Below are some entries. Copy each line that holds the string "color".

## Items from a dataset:

□ □ □

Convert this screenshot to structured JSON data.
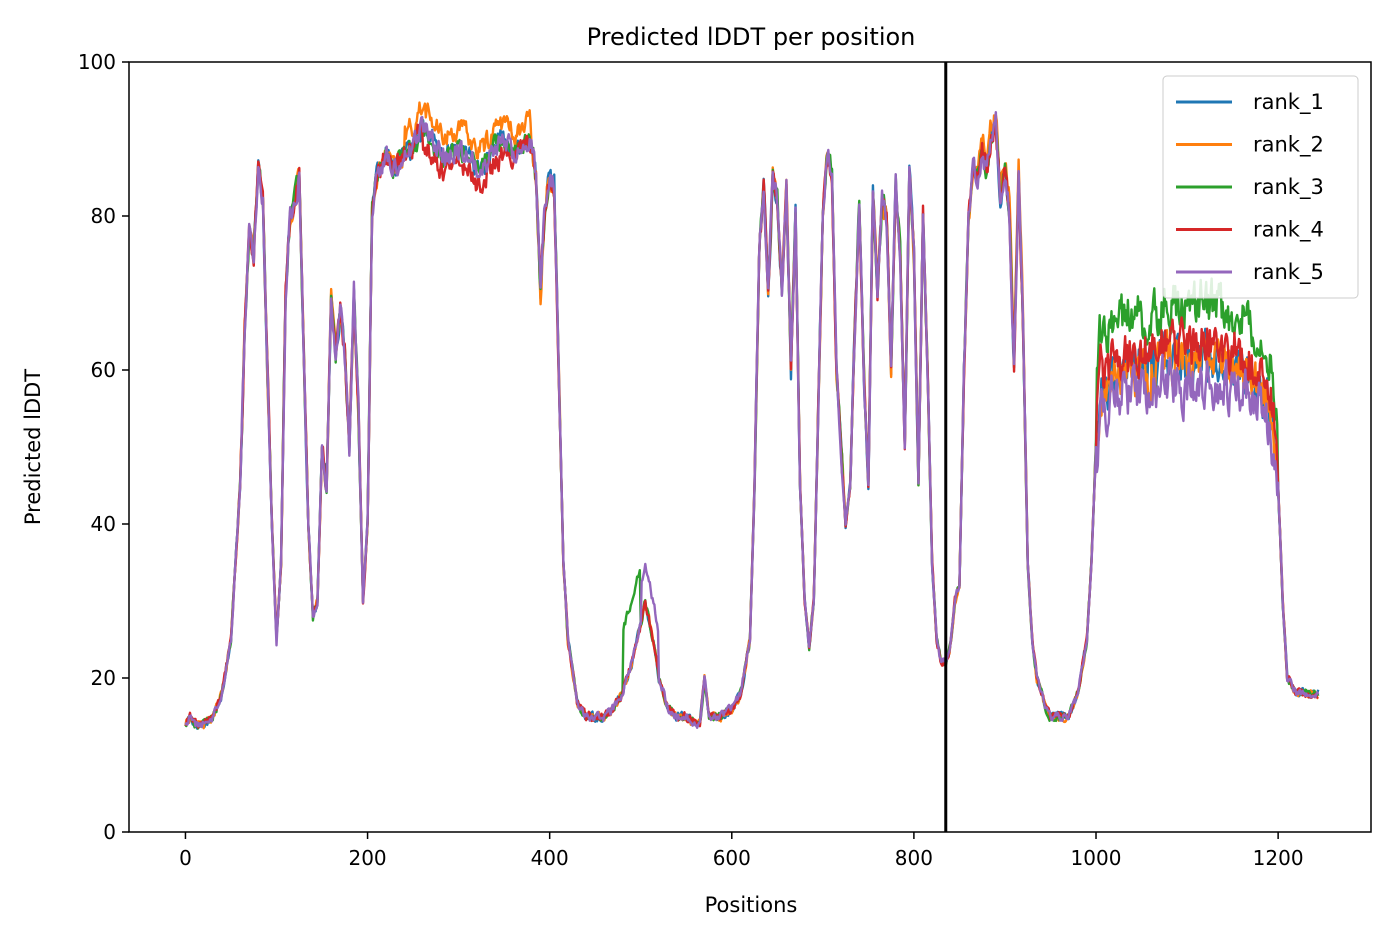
{
  "chart_data": {
    "type": "line",
    "title": "Predicted lDDT per position",
    "xlabel": "Positions",
    "ylabel": "Predicted lDDT",
    "xlim": [
      -62,
      1302
    ],
    "ylim": [
      0,
      100
    ],
    "xticks": [
      0,
      200,
      400,
      600,
      800,
      1000,
      1200
    ],
    "yticks": [
      0,
      20,
      40,
      60,
      80,
      100
    ],
    "grid": false,
    "legend_position": "top-right",
    "vertical_line": {
      "x": 835,
      "color": "#000000"
    },
    "series": [
      {
        "name": "rank_1",
        "color": "#1f77b4"
      },
      {
        "name": "rank_2",
        "color": "#ff7f0e"
      },
      {
        "name": "rank_3",
        "color": "#2ca02c"
      },
      {
        "name": "rank_4",
        "color": "#d62728"
      },
      {
        "name": "rank_5",
        "color": "#9467bd"
      }
    ],
    "profile": {
      "x": [
        0,
        5,
        10,
        20,
        30,
        40,
        50,
        60,
        65,
        70,
        75,
        80,
        85,
        90,
        95,
        100,
        105,
        110,
        115,
        120,
        125,
        130,
        135,
        140,
        145,
        150,
        155,
        160,
        165,
        170,
        175,
        180,
        185,
        190,
        195,
        200,
        205,
        210,
        220,
        230,
        240,
        250,
        260,
        270,
        280,
        290,
        300,
        310,
        320,
        330,
        340,
        350,
        360,
        370,
        380,
        385,
        390,
        395,
        400,
        405,
        410,
        415,
        420,
        430,
        440,
        450,
        460,
        470,
        480,
        490,
        500,
        505,
        510,
        515,
        520,
        530,
        540,
        550,
        560,
        565,
        570,
        575,
        580,
        590,
        600,
        610,
        620,
        625,
        630,
        635,
        640,
        645,
        650,
        655,
        660,
        665,
        670,
        675,
        680,
        685,
        690,
        695,
        700,
        705,
        710,
        715,
        720,
        725,
        730,
        735,
        740,
        745,
        750,
        755,
        760,
        765,
        770,
        775,
        780,
        785,
        790,
        795,
        800,
        805,
        810,
        815,
        820,
        825,
        830,
        835,
        840,
        845,
        850,
        855,
        860,
        865,
        870,
        875,
        880,
        885,
        890,
        895,
        900,
        905,
        910,
        915,
        920,
        925,
        930,
        935,
        940,
        945,
        950,
        960,
        970,
        980,
        990,
        995,
        1000,
        1005,
        1010,
        1020,
        1040,
        1060,
        1080,
        1100,
        1120,
        1140,
        1160,
        1180,
        1190,
        1195,
        1200,
        1205,
        1210,
        1220,
        1230,
        1240,
        1244
      ],
      "y": [
        14,
        15,
        14,
        14,
        15,
        18,
        25,
        45,
        65,
        78,
        75,
        86,
        82,
        60,
        40,
        25,
        35,
        70,
        80,
        82,
        85,
        62,
        40,
        28,
        30,
        50,
        45,
        70,
        62,
        68,
        62,
        50,
        70,
        55,
        30,
        40,
        80,
        85,
        88,
        86,
        88,
        89,
        92,
        90,
        88,
        88,
        89,
        88,
        86,
        87,
        89,
        90,
        88,
        89,
        90,
        85,
        70,
        82,
        85,
        84,
        60,
        35,
        25,
        17,
        15,
        15,
        15,
        16,
        18,
        22,
        27,
        30,
        27,
        24,
        20,
        16,
        15,
        15,
        14,
        14,
        20,
        15,
        15,
        15,
        16,
        18,
        25,
        45,
        75,
        84,
        70,
        85,
        82,
        70,
        84,
        60,
        80,
        45,
        30,
        24,
        30,
        55,
        80,
        89,
        85,
        60,
        50,
        40,
        45,
        65,
        82,
        60,
        45,
        84,
        70,
        82,
        80,
        60,
        85,
        75,
        50,
        86,
        75,
        45,
        80,
        60,
        35,
        25,
        22,
        22,
        24,
        30,
        32,
        60,
        80,
        86,
        85,
        88,
        86,
        90,
        92,
        82,
        86,
        80,
        60,
        85,
        65,
        35,
        25,
        20,
        18,
        16,
        15,
        15,
        15,
        18,
        25,
        35,
        50,
        58,
        58,
        60,
        60,
        60,
        62,
        60,
        62,
        61,
        60,
        58,
        56,
        52,
        45,
        30,
        20,
        18,
        18,
        18,
        18
      ]
    }
  }
}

□ □ □

## Full answer:
      "color": "#000000"
        "color": "#1f77b4"
        "color": "#ff7f0e"
        "color": "#2ca02c"
        "color": "#d62728"
        "color": "#9467bd"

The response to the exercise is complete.